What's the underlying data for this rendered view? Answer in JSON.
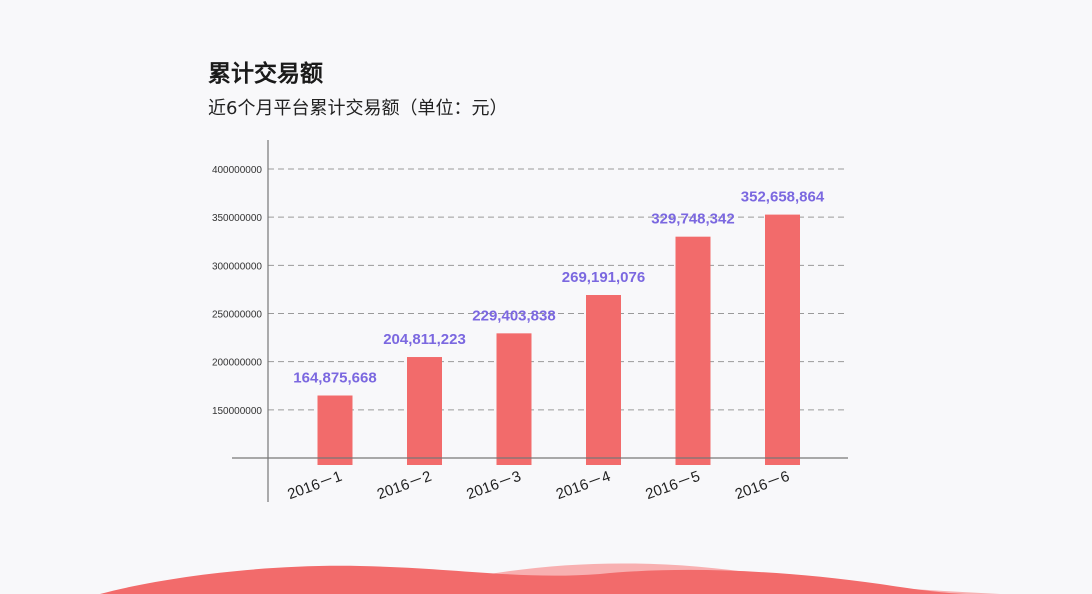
{
  "header": {
    "title": "累计交易额",
    "subtitle": "近6个月平台累计交易额（单位：元）"
  },
  "colors": {
    "bar": "#f26b6b",
    "data_label": "#7b68e0",
    "wave_dark": "#f26b6b",
    "wave_light": "#f8a3a3"
  },
  "chart_data": {
    "type": "bar",
    "categories": [
      "2016－1",
      "2016－2",
      "2016－3",
      "2016－4",
      "2016－5",
      "2016－6"
    ],
    "values": [
      164875668,
      204811223,
      229403838,
      269191076,
      329748342,
      352658864
    ],
    "data_labels": [
      "164,875,668",
      "204,811,223",
      "229,403,838",
      "269,191,076",
      "329,748,342",
      "352,658,864"
    ],
    "yticks": [
      "150000000",
      "200000000",
      "250000000",
      "300000000",
      "350000000",
      "400000000"
    ],
    "ytick_values": [
      150000000,
      200000000,
      250000000,
      300000000,
      350000000,
      400000000
    ],
    "ylim": [
      100000000,
      400000000
    ],
    "grid": "dashed"
  }
}
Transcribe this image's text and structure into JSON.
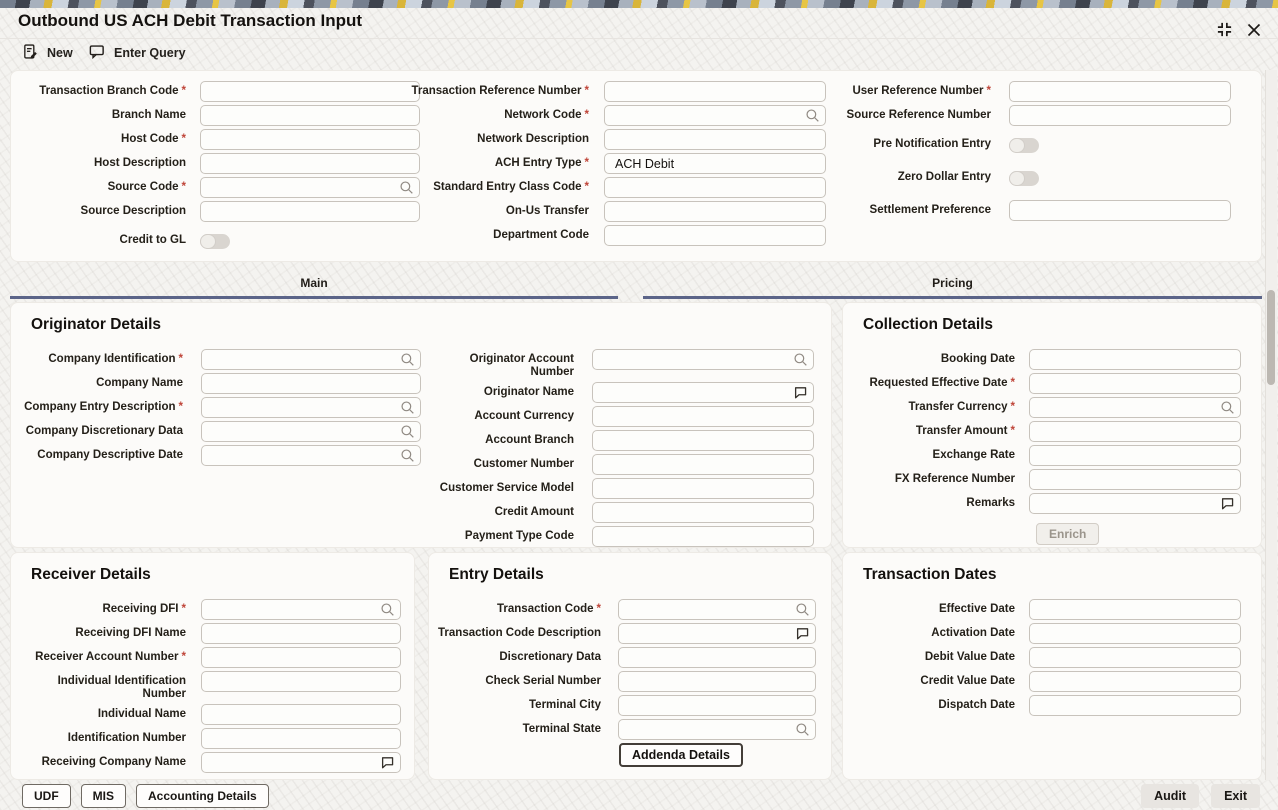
{
  "window": {
    "title": "Outbound US ACH Debit Transaction Input"
  },
  "toolbar": {
    "actions": [
      {
        "label": "New",
        "icon": "new-document-icon"
      },
      {
        "label": "Enter Query",
        "icon": "query-bubble-icon"
      }
    ]
  },
  "tabs": [
    {
      "label": "Main",
      "active": true
    },
    {
      "label": "Pricing",
      "active": false
    }
  ],
  "header": {
    "columns": [
      [
        {
          "label": "Transaction Branch Code",
          "required": true,
          "control": "text",
          "value": ""
        },
        {
          "label": "Branch Name",
          "control": "text",
          "value": ""
        },
        {
          "label": "Host Code",
          "required": true,
          "control": "text",
          "value": ""
        },
        {
          "label": "Host Description",
          "control": "text",
          "value": ""
        },
        {
          "label": "Source Code",
          "required": true,
          "control": "lov",
          "value": ""
        },
        {
          "label": "Source Description",
          "control": "text",
          "value": ""
        },
        {
          "label": "Credit to GL",
          "control": "toggle",
          "state": "off"
        }
      ],
      [
        {
          "label": "Transaction Reference Number",
          "required": true,
          "control": "text",
          "value": ""
        },
        {
          "label": "Network Code",
          "required": true,
          "control": "lov",
          "value": ""
        },
        {
          "label": "Network Description",
          "control": "text",
          "value": ""
        },
        {
          "label": "ACH Entry Type",
          "required": true,
          "control": "text",
          "value": "ACH Debit"
        },
        {
          "label": "Standard Entry Class Code",
          "required": true,
          "control": "text",
          "value": ""
        },
        {
          "label": "On-Us Transfer",
          "control": "text",
          "value": ""
        },
        {
          "label": "Department Code",
          "control": "text",
          "value": ""
        }
      ],
      [
        {
          "label": "User Reference Number",
          "required": true,
          "control": "text",
          "value": ""
        },
        {
          "label": "Source Reference Number",
          "control": "text",
          "value": ""
        },
        {
          "label": "Pre Notification Entry",
          "control": "toggle",
          "state": "off"
        },
        {
          "label": "Zero Dollar Entry",
          "control": "toggle",
          "state": "off"
        },
        {
          "label": "Settlement Preference",
          "control": "text",
          "value": ""
        }
      ]
    ]
  },
  "originator": {
    "title": "Originator Details",
    "columns": [
      [
        {
          "label": "Company Identification",
          "required": true,
          "control": "lov",
          "value": ""
        },
        {
          "label": "Company Name",
          "control": "text",
          "value": ""
        },
        {
          "label": "Company Entry Description",
          "required": true,
          "control": "lov",
          "value": ""
        },
        {
          "label": "Company Discretionary Data",
          "control": "lov",
          "value": ""
        },
        {
          "label": "Company Descriptive Date",
          "control": "lov",
          "value": ""
        }
      ],
      [
        {
          "label": "Originator Account Number",
          "control": "lov",
          "value": ""
        },
        {
          "label": "Originator Name",
          "control": "comment",
          "value": ""
        },
        {
          "label": "Account Currency",
          "control": "text",
          "value": ""
        },
        {
          "label": "Account Branch",
          "control": "text",
          "value": ""
        },
        {
          "label": "Customer Number",
          "control": "text",
          "value": ""
        },
        {
          "label": "Customer Service Model",
          "control": "text",
          "value": ""
        },
        {
          "label": "Credit Amount",
          "control": "text",
          "value": ""
        },
        {
          "label": "Payment Type Code",
          "control": "text",
          "value": ""
        }
      ]
    ]
  },
  "collection": {
    "title": "Collection Details",
    "fields": [
      {
        "label": "Booking Date",
        "control": "text",
        "value": ""
      },
      {
        "label": "Requested Effective Date",
        "required": true,
        "control": "text",
        "value": ""
      },
      {
        "label": "Transfer Currency",
        "required": true,
        "control": "lov",
        "value": ""
      },
      {
        "label": "Transfer Amount",
        "required": true,
        "control": "text",
        "value": ""
      },
      {
        "label": "Exchange Rate",
        "control": "text",
        "value": ""
      },
      {
        "label": "FX Reference Number",
        "control": "text",
        "value": ""
      },
      {
        "label": "Remarks",
        "control": "comment",
        "value": ""
      }
    ],
    "enrich_button": {
      "label": "Enrich",
      "enabled": false
    }
  },
  "receiver": {
    "title": "Receiver Details",
    "fields": [
      {
        "label": "Receiving DFI",
        "required": true,
        "control": "lov",
        "value": ""
      },
      {
        "label": "Receiving DFI Name",
        "control": "text",
        "value": ""
      },
      {
        "label": "Receiver Account Number",
        "required": true,
        "control": "text",
        "value": ""
      },
      {
        "label": "Individual Identification Number",
        "control": "text",
        "value": ""
      },
      {
        "label": "Individual Name",
        "control": "text",
        "value": ""
      },
      {
        "label": "Identification Number",
        "control": "text",
        "value": ""
      },
      {
        "label": "Receiving Company Name",
        "control": "comment",
        "value": ""
      }
    ]
  },
  "entry": {
    "title": "Entry Details",
    "fields": [
      {
        "label": "Transaction Code",
        "required": true,
        "control": "lov",
        "value": ""
      },
      {
        "label": "Transaction Code Description",
        "control": "comment",
        "value": ""
      },
      {
        "label": "Discretionary Data",
        "control": "text",
        "value": ""
      },
      {
        "label": "Check Serial Number",
        "control": "text",
        "value": ""
      },
      {
        "label": "Terminal City",
        "control": "text",
        "value": ""
      },
      {
        "label": "Terminal State",
        "control": "lov",
        "value": ""
      }
    ],
    "addenda_button": {
      "label": "Addenda Details"
    }
  },
  "transaction_dates": {
    "title": "Transaction Dates",
    "fields": [
      {
        "label": "Effective Date",
        "control": "text",
        "value": ""
      },
      {
        "label": "Activation Date",
        "control": "text",
        "value": ""
      },
      {
        "label": "Debit Value Date",
        "control": "text",
        "value": ""
      },
      {
        "label": "Credit Value Date",
        "control": "text",
        "value": ""
      },
      {
        "label": "Dispatch Date",
        "control": "text",
        "value": ""
      }
    ]
  },
  "footer": {
    "left_buttons": [
      {
        "label": "UDF"
      },
      {
        "label": "MIS"
      },
      {
        "label": "Accounting Details"
      }
    ],
    "right_buttons": [
      {
        "label": "Audit"
      },
      {
        "label": "Exit"
      }
    ]
  },
  "icons": {
    "lov": "lov-search-icon",
    "comment": "text-editor-icon",
    "maximize": "expand-corners-icon",
    "close": "close-icon"
  },
  "colors": {
    "required_marker": "#bf4438",
    "tab_underline": "#5b6488",
    "toggle_off_track": "#d9d5d0",
    "card_background": "#fcfbf9",
    "stripe_yellow": "#d9b53a",
    "stripe_slate": "#76808f"
  }
}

TASK STATEMENT: Pick out the lines containing the string "this".

RESULT OF THE TASK:
What's the underlying data for this rendered view? Answer in JSON.
Transcribe this image's text and structure into JSON.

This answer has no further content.